» DO THIS
Tally the lines in the listing below that include "image". Answer with the count and nothing more.

» SUPPLIED ENTRIES
--------------------

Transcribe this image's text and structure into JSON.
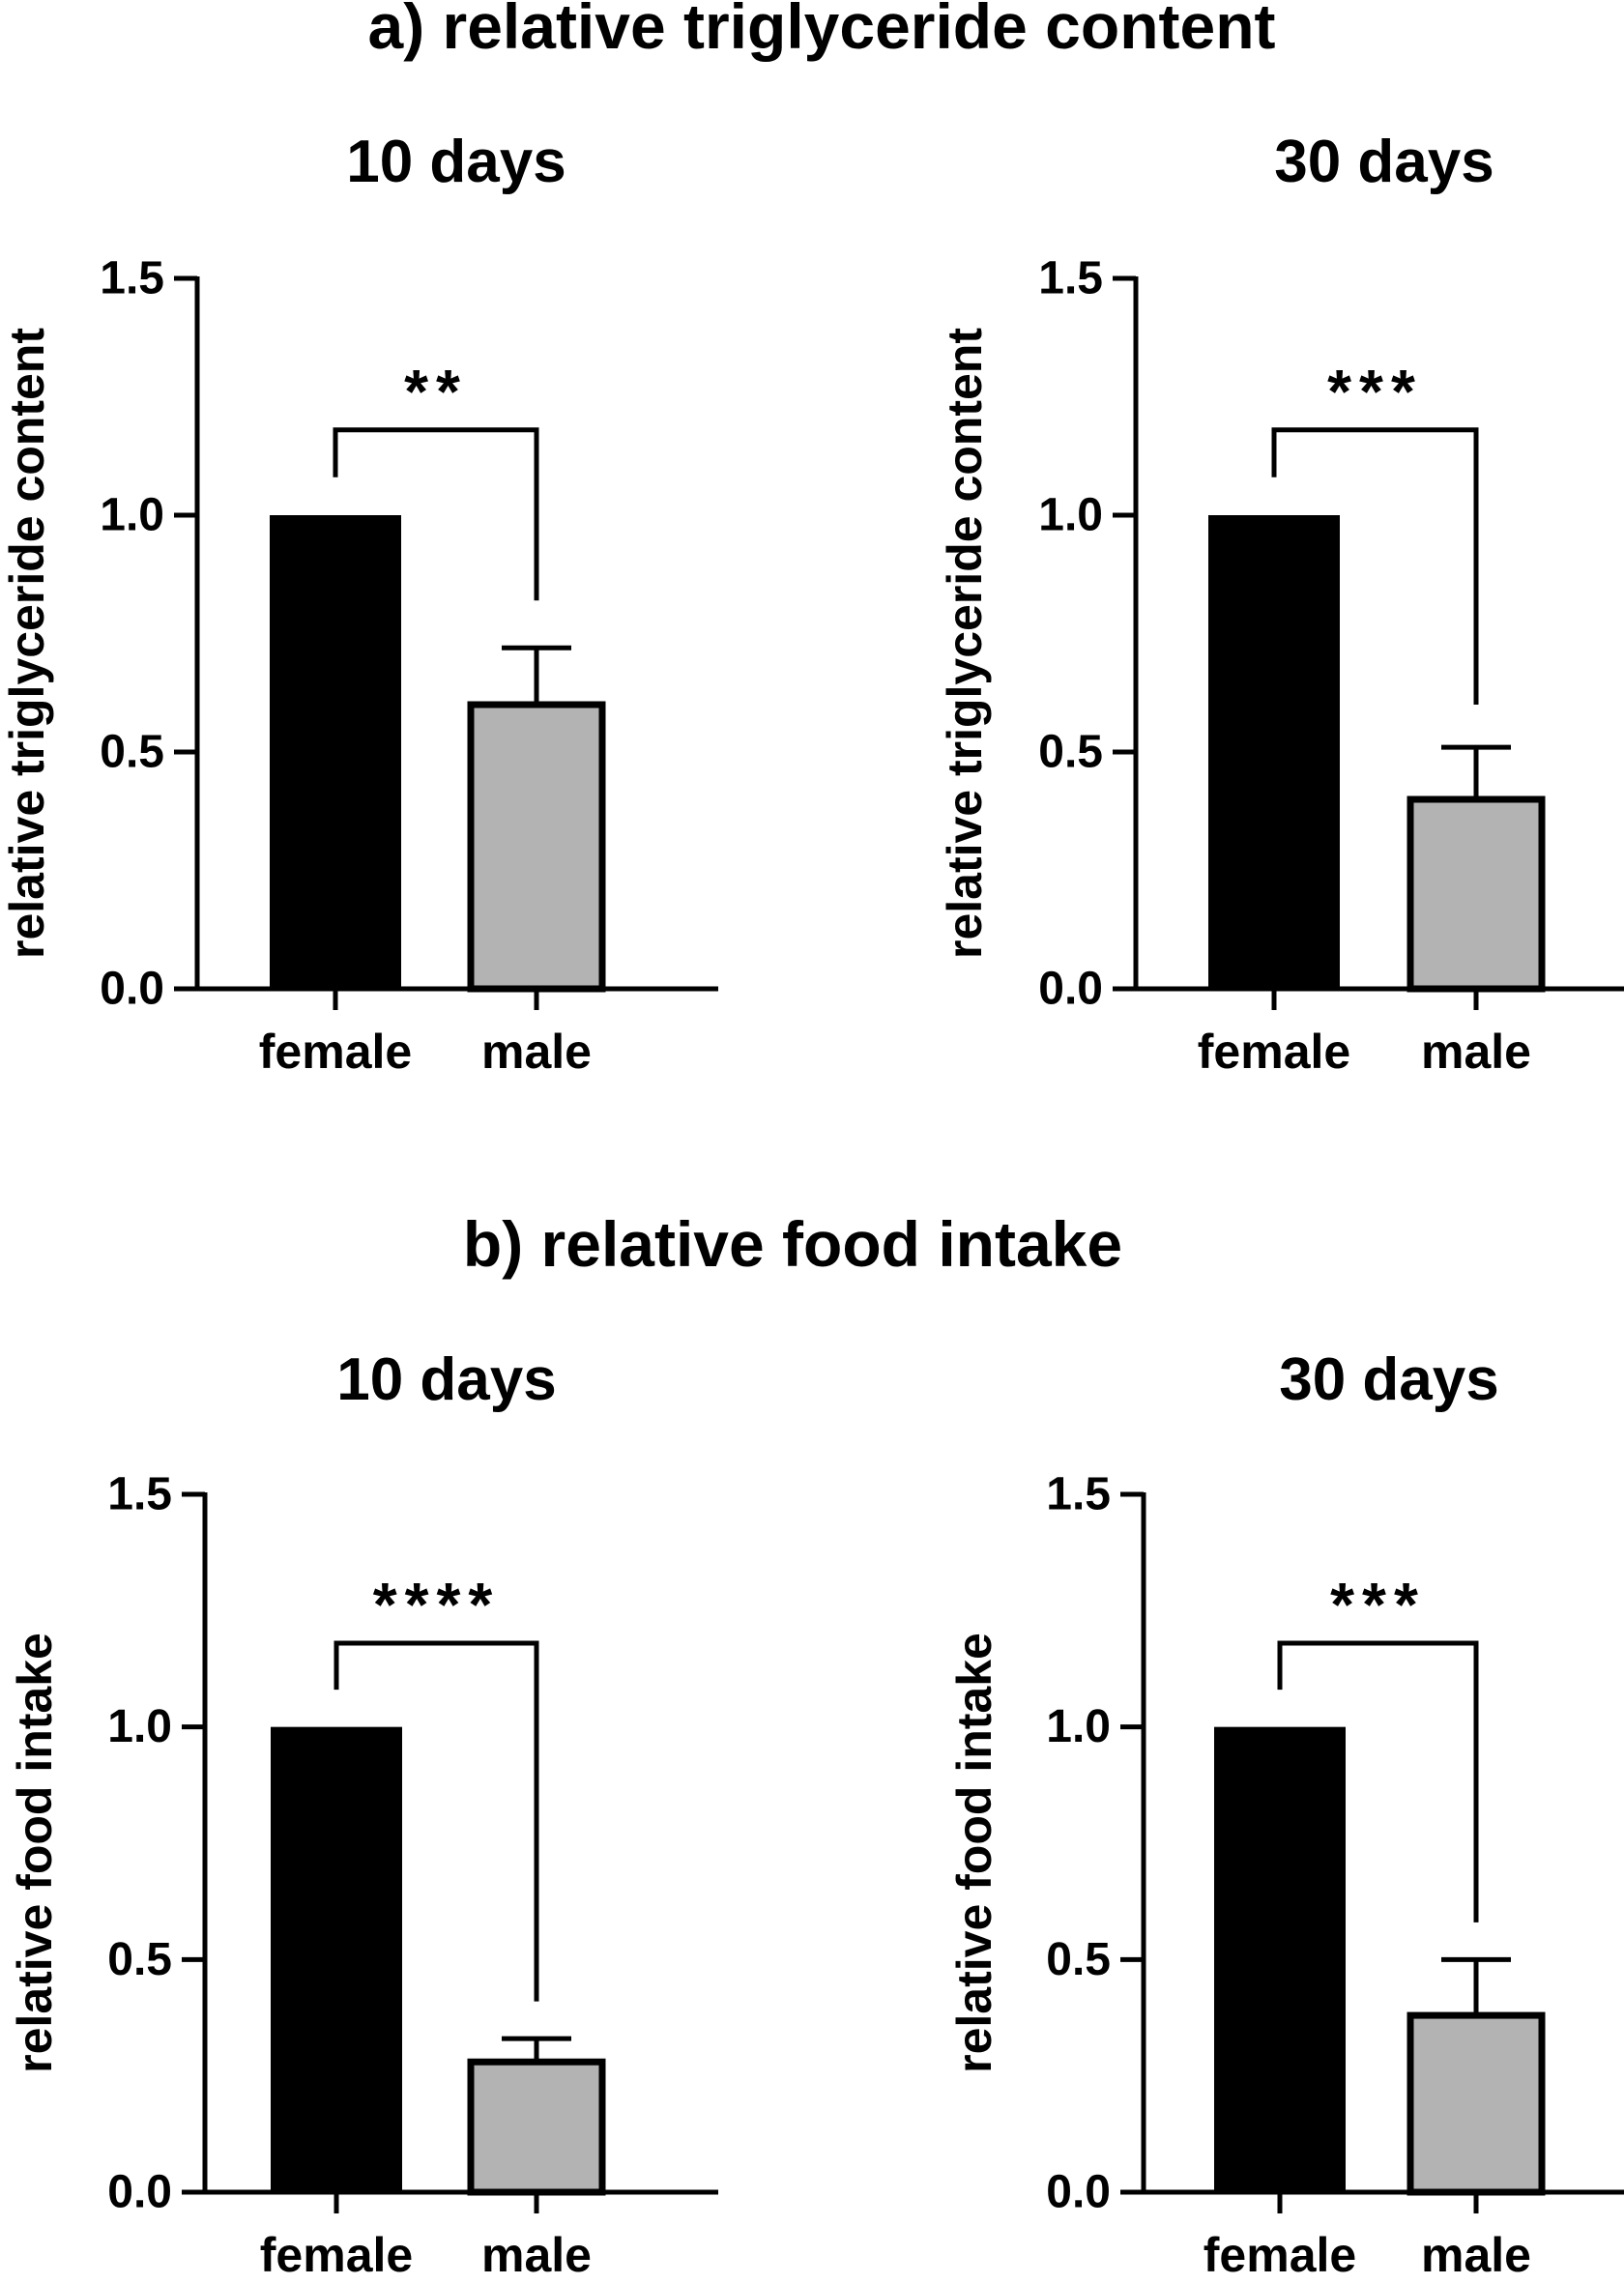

--------------------

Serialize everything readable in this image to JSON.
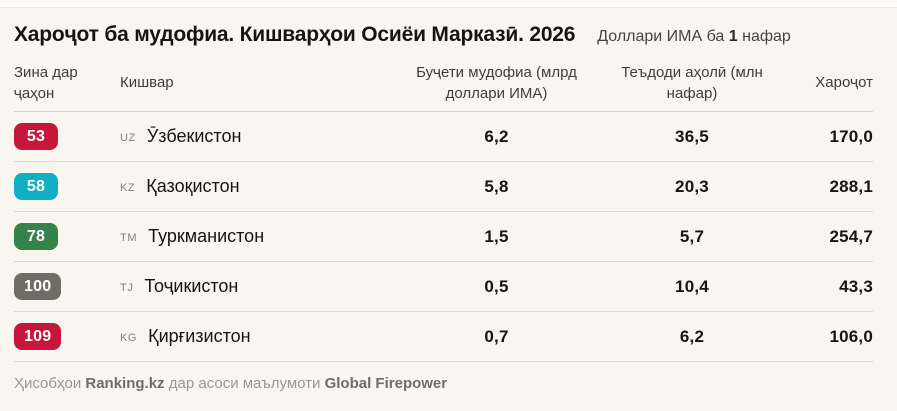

--------------------

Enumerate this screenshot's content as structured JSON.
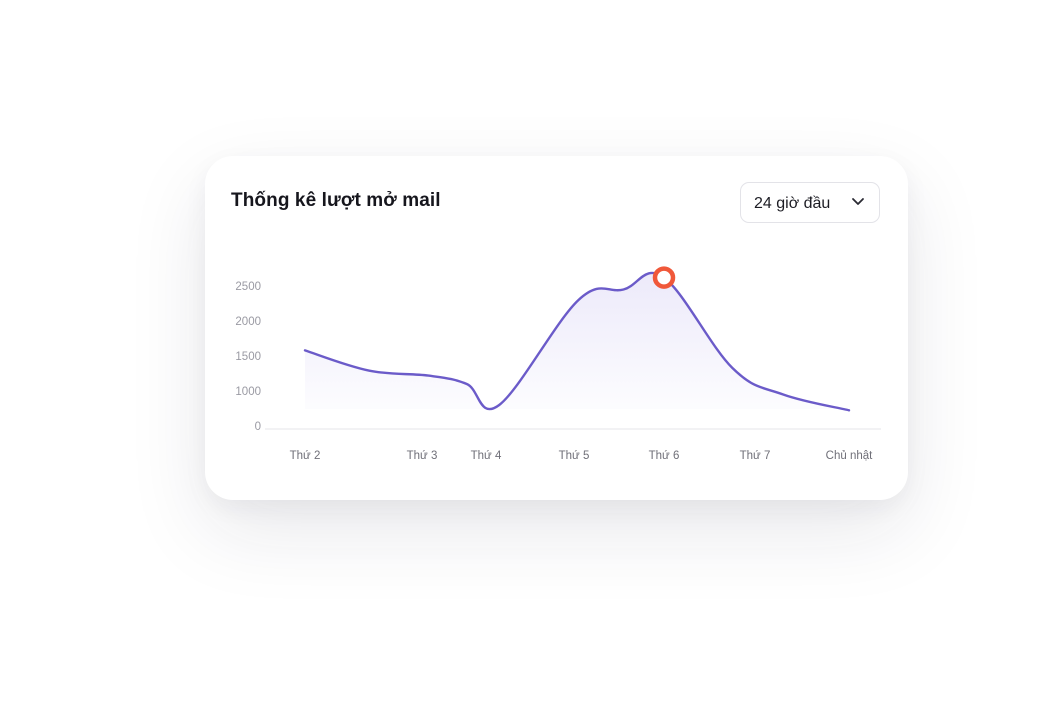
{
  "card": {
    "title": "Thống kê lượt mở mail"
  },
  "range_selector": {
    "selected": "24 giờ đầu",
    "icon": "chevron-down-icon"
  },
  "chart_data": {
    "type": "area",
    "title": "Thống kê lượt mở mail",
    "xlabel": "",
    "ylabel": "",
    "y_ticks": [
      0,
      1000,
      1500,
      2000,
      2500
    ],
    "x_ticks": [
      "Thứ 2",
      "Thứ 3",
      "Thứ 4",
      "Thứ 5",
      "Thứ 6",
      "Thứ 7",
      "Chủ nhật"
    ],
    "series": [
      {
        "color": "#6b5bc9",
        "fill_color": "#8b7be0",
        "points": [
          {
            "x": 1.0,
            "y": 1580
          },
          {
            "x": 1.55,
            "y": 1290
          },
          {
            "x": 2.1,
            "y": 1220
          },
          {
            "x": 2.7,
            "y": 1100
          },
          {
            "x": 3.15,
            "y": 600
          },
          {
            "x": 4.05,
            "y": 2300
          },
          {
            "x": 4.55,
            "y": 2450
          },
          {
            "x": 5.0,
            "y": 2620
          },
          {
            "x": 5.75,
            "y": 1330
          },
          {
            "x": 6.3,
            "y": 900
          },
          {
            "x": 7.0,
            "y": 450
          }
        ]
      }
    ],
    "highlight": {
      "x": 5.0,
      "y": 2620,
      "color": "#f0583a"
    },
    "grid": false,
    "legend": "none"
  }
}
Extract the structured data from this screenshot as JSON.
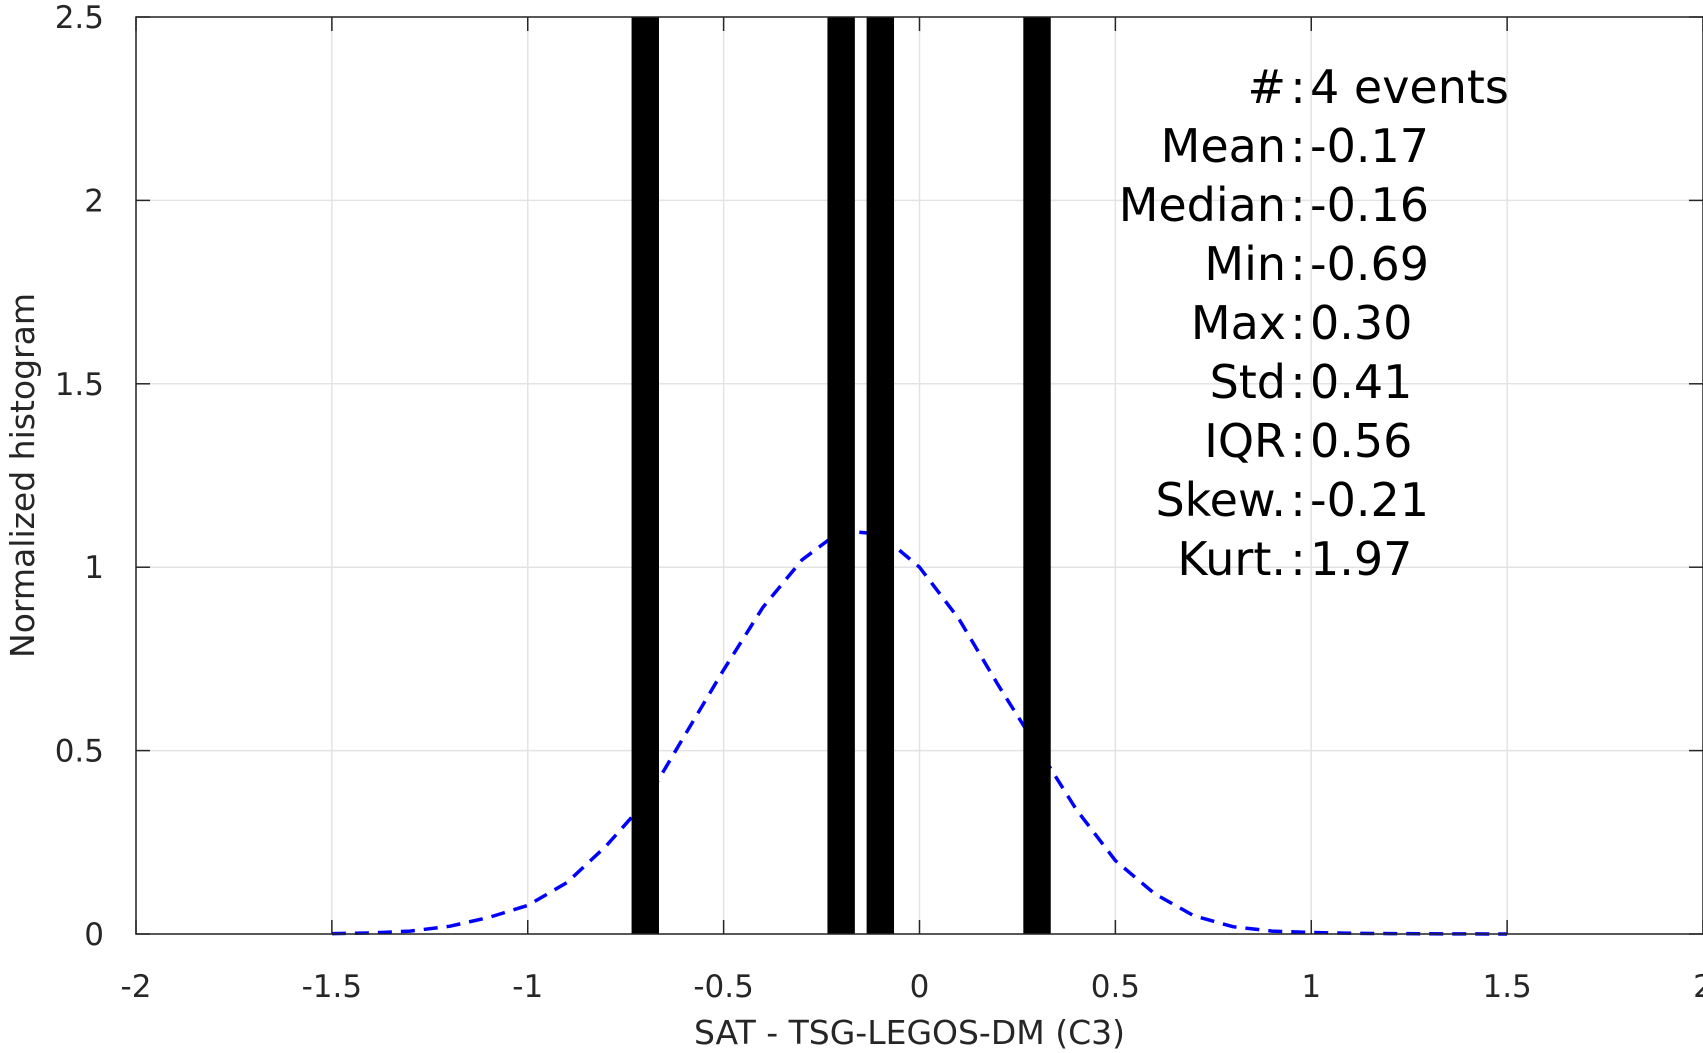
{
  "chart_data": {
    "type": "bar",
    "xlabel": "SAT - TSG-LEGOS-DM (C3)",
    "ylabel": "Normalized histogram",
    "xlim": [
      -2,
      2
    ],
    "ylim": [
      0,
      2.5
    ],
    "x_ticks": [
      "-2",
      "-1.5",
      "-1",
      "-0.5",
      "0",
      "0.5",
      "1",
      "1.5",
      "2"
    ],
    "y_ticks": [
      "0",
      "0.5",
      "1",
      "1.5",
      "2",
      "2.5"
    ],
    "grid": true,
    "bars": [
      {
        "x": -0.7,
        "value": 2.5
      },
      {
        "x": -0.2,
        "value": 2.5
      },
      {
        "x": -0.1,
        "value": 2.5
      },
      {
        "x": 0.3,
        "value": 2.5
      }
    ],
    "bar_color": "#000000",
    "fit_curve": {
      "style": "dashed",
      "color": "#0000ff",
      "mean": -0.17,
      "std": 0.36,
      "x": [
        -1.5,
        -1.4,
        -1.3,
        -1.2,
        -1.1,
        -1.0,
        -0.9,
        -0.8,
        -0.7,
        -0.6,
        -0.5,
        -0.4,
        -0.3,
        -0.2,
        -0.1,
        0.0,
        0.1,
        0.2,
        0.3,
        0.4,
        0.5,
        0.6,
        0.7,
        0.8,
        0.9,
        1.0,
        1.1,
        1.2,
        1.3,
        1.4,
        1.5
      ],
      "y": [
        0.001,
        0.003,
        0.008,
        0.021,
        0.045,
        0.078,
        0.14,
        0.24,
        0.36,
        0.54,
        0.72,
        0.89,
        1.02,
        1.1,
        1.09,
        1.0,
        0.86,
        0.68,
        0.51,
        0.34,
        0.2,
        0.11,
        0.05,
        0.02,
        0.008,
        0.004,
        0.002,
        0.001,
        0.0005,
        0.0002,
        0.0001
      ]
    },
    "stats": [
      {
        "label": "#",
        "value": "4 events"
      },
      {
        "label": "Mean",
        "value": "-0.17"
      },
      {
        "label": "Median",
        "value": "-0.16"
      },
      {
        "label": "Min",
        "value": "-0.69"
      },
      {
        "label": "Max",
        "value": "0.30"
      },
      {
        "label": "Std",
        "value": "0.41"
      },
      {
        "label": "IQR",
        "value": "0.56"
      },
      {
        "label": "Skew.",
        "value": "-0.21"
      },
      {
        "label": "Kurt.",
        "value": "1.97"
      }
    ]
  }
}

--------------------

» PROBLEM SOLUTION
2